* [Exercise brief] Every record here should be printed again exactly.

** Start of Data listing **

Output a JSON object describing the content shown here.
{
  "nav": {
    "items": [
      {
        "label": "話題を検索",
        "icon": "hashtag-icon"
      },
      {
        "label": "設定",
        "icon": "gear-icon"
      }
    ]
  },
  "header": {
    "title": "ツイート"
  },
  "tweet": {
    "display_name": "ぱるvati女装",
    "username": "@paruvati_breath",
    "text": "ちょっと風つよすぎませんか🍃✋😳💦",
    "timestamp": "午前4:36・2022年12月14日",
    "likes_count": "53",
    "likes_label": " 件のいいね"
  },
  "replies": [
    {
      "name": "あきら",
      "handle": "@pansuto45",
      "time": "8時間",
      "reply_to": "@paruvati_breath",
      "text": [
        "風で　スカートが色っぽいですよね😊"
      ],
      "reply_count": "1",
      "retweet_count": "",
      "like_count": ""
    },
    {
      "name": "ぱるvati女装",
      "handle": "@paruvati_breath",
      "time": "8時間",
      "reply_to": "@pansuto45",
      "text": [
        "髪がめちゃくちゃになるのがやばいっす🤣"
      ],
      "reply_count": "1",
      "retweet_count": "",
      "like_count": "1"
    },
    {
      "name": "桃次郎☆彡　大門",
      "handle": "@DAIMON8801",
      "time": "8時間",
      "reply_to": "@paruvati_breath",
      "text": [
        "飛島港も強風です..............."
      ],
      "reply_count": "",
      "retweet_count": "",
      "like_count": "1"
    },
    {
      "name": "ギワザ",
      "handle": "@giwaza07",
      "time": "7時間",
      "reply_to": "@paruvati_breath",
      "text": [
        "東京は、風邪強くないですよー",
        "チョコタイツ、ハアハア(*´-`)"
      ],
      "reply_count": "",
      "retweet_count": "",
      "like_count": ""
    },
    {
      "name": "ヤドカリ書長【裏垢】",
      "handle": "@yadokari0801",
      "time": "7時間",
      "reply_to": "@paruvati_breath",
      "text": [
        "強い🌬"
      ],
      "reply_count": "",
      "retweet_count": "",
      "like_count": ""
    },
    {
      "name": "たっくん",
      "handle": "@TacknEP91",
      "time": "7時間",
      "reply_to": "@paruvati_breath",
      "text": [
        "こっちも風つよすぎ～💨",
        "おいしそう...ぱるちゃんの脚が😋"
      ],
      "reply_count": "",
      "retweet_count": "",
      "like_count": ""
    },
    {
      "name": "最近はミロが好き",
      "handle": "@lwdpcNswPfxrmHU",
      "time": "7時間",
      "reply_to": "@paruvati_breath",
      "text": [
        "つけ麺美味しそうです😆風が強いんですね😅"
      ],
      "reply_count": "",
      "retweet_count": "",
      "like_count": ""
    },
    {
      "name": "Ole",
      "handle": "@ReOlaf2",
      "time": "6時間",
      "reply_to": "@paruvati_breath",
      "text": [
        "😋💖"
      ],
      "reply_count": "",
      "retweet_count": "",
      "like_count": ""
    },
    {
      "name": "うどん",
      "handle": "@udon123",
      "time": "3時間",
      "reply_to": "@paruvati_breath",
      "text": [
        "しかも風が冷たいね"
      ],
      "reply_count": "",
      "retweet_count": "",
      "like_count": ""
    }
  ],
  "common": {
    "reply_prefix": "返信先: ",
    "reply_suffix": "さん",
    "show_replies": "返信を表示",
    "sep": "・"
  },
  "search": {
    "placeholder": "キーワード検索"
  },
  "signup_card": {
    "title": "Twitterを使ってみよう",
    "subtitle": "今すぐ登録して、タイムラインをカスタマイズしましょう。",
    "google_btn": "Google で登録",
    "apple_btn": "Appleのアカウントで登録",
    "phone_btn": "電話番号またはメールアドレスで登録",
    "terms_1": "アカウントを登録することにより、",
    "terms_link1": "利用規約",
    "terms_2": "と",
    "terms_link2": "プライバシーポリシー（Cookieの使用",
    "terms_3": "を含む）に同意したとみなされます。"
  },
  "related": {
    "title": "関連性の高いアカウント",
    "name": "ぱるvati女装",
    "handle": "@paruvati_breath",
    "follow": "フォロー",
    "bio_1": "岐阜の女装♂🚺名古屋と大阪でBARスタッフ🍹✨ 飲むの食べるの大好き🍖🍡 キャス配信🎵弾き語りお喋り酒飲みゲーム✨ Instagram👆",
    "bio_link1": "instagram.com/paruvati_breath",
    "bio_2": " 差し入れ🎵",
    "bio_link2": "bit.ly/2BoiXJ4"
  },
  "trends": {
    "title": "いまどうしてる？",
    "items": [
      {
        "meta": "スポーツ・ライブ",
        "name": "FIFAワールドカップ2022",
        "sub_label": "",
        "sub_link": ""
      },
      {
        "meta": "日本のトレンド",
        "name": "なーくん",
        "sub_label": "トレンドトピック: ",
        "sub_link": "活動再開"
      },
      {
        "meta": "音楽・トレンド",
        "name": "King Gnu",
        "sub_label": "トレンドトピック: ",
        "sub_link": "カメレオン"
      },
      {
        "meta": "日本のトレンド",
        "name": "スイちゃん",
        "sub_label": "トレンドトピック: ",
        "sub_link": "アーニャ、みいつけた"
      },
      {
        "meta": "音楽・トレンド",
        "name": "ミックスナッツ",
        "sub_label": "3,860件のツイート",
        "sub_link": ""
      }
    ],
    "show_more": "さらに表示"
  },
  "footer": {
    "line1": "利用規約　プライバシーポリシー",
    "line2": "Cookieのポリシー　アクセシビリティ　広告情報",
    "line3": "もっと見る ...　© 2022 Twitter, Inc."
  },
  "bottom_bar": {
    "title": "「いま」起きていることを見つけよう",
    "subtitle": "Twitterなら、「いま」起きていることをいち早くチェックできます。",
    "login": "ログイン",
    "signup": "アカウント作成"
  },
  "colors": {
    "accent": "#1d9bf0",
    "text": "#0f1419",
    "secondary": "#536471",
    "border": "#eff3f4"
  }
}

** End of Data listing **

* [Answer for the task]
Output a JSON object describing the content shown here.
{
  "nav": {
    "items": [
      {
        "label": "話題を検索",
        "icon": "hashtag-icon"
      },
      {
        "label": "設定",
        "icon": "gear-icon"
      }
    ]
  },
  "header": {
    "title": "ツイート"
  },
  "tweet": {
    "display_name": "ぱるvati女装",
    "username": "@paruvati_breath",
    "text": "ちょっと風つよすぎませんか🍃✋😳💦",
    "timestamp": "午前4:36・2022年12月14日",
    "likes_count": "53",
    "likes_label": " 件のいいね"
  },
  "replies": [
    {
      "name": "あきら",
      "handle": "@pansuto45",
      "time": "8時間",
      "reply_to": "@paruvati_breath",
      "text": [
        "風で　スカートが色っぽいですよね😊"
      ],
      "reply_count": "1",
      "retweet_count": "",
      "like_count": ""
    },
    {
      "name": "ぱるvati女装",
      "handle": "@paruvati_breath",
      "time": "8時間",
      "reply_to": "@pansuto45",
      "text": [
        "髪がめちゃくちゃになるのがやばいっす🤣"
      ],
      "reply_count": "1",
      "retweet_count": "",
      "like_count": "1"
    },
    {
      "name": "桃次郎☆彡　大門",
      "handle": "@DAIMON8801",
      "time": "8時間",
      "reply_to": "@paruvati_breath",
      "text": [
        "飛島港も強風です..............."
      ],
      "reply_count": "",
      "retweet_count": "",
      "like_count": "1"
    },
    {
      "name": "ギワザ",
      "handle": "@giwaza07",
      "time": "7時間",
      "reply_to": "@paruvati_breath",
      "text": [
        "東京は、風邪強くないですよー",
        "チョコタイツ、ハアハア(*´-`)"
      ],
      "reply_count": "",
      "retweet_count": "",
      "like_count": ""
    },
    {
      "name": "ヤドカリ書長【裏垢】",
      "handle": "@yadokari0801",
      "time": "7時間",
      "reply_to": "@paruvati_breath",
      "text": [
        "強い🌬"
      ],
      "reply_count": "",
      "retweet_count": "",
      "like_count": ""
    },
    {
      "name": "たっくん",
      "handle": "@TacknEP91",
      "time": "7時間",
      "reply_to": "@paruvati_breath",
      "text": [
        "こっちも風つよすぎ～💨",
        "おいしそう...ぱるちゃんの脚が😋"
      ],
      "reply_count": "",
      "retweet_count": "",
      "like_count": ""
    },
    {
      "name": "最近はミロが好き",
      "handle": "@lwdpcNswPfxrmHU",
      "time": "7時間",
      "reply_to": "@paruvati_breath",
      "text": [
        "つけ麺美味しそうです😆風が強いんですね😅"
      ],
      "reply_count": "",
      "retweet_count": "",
      "like_count": ""
    },
    {
      "name": "Ole",
      "handle": "@ReOlaf2",
      "time": "6時間",
      "reply_to": "@paruvati_breath",
      "text": [
        "😋💖"
      ],
      "reply_count": "",
      "retweet_count": "",
      "like_count": ""
    },
    {
      "name": "うどん",
      "handle": "@udon123",
      "time": "3時間",
      "reply_to": "@paruvati_breath",
      "text": [
        "しかも風が冷たいね"
      ],
      "reply_count": "",
      "retweet_count": "",
      "like_count": ""
    }
  ],
  "common": {
    "reply_prefix": "返信先: ",
    "reply_suffix": "さん",
    "show_replies": "返信を表示",
    "sep": "・"
  },
  "search": {
    "placeholder": "キーワード検索"
  },
  "signup_card": {
    "title": "Twitterを使ってみよう",
    "subtitle": "今すぐ登録して、タイムラインをカスタマイズしましょう。",
    "google_btn": "Google で登録",
    "apple_btn": "Appleのアカウントで登録",
    "phone_btn": "電話番号またはメールアドレスで登録",
    "terms_1": "アカウントを登録することにより、",
    "terms_link1": "利用規約",
    "terms_2": "と",
    "terms_link2": "プライバシーポリシー（Cookieの使用",
    "terms_3": "を含む）に同意したとみなされます。"
  },
  "related": {
    "title": "関連性の高いアカウント",
    "name": "ぱるvati女装",
    "handle": "@paruvati_breath",
    "follow": "フォロー",
    "bio_1": "岐阜の女装♂🚺名古屋と大阪でBARスタッフ🍹✨ 飲むの食べるの大好き🍖🍡 キャス配信🎵弾き語りお喋り酒飲みゲーム✨ Instagram👆",
    "bio_link1": "instagram.com/paruvati_breath",
    "bio_2": " 差し入れ🎵",
    "bio_link2": "bit.ly/2BoiXJ4"
  },
  "trends": {
    "title": "いまどうしてる？",
    "items": [
      {
        "meta": "スポーツ・ライブ",
        "name": "FIFAワールドカップ2022",
        "sub_label": "",
        "sub_link": ""
      },
      {
        "meta": "日本のトレンド",
        "name": "なーくん",
        "sub_label": "トレンドトピック: ",
        "sub_link": "活動再開"
      },
      {
        "meta": "音楽・トレンド",
        "name": "King Gnu",
        "sub_label": "トレンドトピック: ",
        "sub_link": "カメレオン"
      },
      {
        "meta": "日本のトレンド",
        "name": "スイちゃん",
        "sub_label": "トレンドトピック: ",
        "sub_link": "アーニャ、みいつけた"
      },
      {
        "meta": "音楽・トレンド",
        "name": "ミックスナッツ",
        "sub_label": "3,860件のツイート",
        "sub_link": ""
      }
    ],
    "show_more": "さらに表示"
  },
  "footer": {
    "line1": "利用規約　プライバシーポリシー",
    "line2": "Cookieのポリシー　アクセシビリティ　広告情報",
    "line3": "もっと見る ...　© 2022 Twitter, Inc."
  },
  "bottom_bar": {
    "title": "「いま」起きていることを見つけよう",
    "subtitle": "Twitterなら、「いま」起きていることをいち早くチェックできます。",
    "login": "ログイン",
    "signup": "アカウント作成"
  },
  "colors": {
    "accent": "#1d9bf0",
    "text": "#0f1419",
    "secondary": "#536471",
    "border": "#eff3f4"
  }
}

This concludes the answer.